## Work instructions
Determine how many lines contain the string "colorClass", then reply with that figure only.

::: Records provided

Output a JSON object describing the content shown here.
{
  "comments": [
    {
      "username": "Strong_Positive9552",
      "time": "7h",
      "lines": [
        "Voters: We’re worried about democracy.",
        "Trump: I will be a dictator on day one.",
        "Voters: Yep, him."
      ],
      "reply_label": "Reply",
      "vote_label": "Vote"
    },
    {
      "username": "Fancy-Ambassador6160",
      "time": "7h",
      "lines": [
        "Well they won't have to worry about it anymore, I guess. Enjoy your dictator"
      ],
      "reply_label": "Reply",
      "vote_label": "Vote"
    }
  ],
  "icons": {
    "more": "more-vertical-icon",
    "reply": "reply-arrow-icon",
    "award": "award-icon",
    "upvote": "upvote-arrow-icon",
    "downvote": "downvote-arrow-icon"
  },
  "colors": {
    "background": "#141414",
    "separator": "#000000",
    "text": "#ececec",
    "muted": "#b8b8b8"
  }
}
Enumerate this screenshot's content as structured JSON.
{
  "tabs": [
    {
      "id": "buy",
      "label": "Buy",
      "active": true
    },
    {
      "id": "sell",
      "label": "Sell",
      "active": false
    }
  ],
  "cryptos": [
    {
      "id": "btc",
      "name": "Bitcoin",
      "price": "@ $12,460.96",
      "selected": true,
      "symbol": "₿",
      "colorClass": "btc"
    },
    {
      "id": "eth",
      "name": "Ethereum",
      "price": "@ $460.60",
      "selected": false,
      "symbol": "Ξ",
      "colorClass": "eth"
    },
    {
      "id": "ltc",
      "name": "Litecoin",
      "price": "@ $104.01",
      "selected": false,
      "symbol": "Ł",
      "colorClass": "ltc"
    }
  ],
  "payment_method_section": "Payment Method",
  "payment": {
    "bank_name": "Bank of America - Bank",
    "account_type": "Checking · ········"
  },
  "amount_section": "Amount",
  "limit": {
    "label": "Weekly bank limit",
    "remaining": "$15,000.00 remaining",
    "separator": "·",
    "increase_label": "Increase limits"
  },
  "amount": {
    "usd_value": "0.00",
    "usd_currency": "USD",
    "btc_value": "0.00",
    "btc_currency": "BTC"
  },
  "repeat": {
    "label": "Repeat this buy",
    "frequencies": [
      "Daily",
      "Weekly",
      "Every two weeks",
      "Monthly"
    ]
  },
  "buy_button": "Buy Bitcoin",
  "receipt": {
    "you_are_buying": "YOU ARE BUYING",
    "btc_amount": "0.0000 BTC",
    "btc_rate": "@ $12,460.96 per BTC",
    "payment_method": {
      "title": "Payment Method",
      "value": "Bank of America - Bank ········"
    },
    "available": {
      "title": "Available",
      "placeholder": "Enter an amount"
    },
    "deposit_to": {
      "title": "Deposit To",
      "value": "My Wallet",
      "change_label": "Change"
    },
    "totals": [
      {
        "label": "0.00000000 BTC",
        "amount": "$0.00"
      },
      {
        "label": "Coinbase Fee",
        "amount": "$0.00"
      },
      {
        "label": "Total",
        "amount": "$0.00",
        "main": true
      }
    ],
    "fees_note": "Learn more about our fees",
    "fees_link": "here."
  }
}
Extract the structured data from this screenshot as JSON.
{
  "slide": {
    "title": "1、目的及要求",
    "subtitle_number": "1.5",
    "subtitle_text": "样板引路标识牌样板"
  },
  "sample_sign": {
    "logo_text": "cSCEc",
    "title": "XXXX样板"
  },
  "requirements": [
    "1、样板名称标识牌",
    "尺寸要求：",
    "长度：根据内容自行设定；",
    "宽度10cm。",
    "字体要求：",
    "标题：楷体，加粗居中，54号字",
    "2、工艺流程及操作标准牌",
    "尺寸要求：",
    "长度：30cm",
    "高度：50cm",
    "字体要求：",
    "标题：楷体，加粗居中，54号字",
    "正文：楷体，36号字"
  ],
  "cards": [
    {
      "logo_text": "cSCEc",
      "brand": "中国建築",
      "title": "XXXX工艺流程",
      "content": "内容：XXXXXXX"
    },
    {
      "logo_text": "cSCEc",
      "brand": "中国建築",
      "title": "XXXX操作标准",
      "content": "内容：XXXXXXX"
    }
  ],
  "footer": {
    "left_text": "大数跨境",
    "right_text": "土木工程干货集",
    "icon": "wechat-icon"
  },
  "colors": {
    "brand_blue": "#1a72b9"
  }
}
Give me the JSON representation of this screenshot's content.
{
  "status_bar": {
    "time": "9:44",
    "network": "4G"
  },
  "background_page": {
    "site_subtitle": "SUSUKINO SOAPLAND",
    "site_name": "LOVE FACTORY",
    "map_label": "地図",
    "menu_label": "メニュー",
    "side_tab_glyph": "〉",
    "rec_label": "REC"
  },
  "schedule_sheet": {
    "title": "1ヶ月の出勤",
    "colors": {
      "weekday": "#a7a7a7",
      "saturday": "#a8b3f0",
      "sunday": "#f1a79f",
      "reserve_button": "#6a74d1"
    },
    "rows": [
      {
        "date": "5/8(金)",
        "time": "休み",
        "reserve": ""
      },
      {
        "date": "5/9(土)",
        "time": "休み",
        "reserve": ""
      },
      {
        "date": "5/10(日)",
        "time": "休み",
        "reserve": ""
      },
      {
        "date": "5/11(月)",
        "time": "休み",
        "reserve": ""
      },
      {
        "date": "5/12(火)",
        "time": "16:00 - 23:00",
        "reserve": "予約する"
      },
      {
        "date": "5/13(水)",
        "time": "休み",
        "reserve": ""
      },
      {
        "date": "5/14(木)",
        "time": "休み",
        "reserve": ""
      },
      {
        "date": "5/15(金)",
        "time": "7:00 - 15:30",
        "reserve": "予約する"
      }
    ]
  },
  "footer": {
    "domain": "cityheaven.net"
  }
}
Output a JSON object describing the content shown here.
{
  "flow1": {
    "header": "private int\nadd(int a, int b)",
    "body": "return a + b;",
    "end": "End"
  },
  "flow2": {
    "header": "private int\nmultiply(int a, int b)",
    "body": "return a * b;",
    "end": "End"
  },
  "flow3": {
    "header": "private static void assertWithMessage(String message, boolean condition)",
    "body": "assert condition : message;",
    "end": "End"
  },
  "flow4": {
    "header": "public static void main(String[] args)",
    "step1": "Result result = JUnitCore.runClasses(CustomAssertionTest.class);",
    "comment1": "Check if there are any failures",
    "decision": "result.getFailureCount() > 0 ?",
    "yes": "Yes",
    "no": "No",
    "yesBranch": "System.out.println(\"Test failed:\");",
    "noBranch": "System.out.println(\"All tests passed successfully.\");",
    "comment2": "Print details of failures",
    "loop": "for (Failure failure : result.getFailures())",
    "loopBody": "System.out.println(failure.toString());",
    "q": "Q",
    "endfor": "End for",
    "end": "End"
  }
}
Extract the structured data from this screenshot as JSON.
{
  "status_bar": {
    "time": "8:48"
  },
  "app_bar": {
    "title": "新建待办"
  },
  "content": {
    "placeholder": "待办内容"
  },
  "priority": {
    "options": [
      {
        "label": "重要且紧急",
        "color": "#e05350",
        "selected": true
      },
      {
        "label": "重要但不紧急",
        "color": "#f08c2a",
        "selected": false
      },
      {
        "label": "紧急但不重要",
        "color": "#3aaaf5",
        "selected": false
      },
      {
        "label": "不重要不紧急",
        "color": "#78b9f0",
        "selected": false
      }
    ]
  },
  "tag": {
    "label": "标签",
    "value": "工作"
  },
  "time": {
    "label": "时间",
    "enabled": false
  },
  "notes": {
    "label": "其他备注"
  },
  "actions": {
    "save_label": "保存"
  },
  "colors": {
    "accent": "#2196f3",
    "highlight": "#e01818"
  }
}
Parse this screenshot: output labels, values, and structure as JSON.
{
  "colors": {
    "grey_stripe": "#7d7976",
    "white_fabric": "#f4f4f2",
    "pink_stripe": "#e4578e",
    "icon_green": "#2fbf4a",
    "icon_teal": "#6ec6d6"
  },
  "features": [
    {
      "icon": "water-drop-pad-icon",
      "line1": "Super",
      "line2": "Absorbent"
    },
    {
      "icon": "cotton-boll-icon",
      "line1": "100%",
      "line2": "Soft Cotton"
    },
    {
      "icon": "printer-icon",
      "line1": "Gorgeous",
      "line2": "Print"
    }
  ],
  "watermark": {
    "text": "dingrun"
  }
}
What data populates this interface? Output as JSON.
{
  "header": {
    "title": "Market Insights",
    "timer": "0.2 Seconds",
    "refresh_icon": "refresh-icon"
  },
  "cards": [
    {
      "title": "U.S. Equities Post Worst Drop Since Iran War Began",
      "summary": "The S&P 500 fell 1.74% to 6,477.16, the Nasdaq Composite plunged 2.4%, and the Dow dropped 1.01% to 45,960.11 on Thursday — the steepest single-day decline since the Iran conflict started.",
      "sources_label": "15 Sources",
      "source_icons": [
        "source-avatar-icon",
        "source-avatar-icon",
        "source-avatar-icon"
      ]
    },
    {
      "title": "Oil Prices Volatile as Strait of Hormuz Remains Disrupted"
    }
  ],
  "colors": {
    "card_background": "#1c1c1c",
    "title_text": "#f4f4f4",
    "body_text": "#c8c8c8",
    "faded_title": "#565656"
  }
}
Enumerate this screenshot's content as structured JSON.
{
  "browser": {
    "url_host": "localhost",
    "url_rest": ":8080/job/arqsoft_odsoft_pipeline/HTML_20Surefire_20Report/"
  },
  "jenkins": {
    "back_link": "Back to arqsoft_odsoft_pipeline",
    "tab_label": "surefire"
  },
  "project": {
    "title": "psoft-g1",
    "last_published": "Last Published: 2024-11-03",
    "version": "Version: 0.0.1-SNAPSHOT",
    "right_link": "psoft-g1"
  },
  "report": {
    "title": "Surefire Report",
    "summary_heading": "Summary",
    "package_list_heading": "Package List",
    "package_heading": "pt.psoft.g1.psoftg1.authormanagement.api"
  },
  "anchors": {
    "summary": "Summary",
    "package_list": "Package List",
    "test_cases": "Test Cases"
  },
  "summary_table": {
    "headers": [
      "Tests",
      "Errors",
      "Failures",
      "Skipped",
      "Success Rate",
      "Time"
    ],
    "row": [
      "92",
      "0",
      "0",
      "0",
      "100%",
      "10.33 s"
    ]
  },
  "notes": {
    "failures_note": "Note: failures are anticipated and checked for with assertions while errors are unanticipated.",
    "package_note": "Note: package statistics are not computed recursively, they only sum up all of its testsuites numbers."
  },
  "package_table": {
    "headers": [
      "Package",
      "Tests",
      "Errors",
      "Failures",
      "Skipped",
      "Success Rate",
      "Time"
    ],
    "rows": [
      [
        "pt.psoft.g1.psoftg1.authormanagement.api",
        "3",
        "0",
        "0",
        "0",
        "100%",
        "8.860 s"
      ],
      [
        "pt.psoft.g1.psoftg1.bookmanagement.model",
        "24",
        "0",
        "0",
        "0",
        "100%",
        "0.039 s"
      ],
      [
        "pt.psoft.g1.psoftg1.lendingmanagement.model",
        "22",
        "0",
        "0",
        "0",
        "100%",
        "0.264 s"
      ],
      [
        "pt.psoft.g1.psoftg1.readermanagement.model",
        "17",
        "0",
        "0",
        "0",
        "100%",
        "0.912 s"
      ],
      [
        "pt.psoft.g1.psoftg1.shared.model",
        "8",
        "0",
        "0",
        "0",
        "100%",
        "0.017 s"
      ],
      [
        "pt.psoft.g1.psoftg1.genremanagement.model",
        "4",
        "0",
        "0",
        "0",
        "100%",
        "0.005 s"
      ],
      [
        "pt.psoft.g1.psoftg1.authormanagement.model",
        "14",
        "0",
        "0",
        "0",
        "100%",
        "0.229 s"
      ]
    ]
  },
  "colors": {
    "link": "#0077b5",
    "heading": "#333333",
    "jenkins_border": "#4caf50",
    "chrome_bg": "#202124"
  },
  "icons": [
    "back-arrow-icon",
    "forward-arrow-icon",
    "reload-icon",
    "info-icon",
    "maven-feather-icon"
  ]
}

::::::

## Solved exercise
3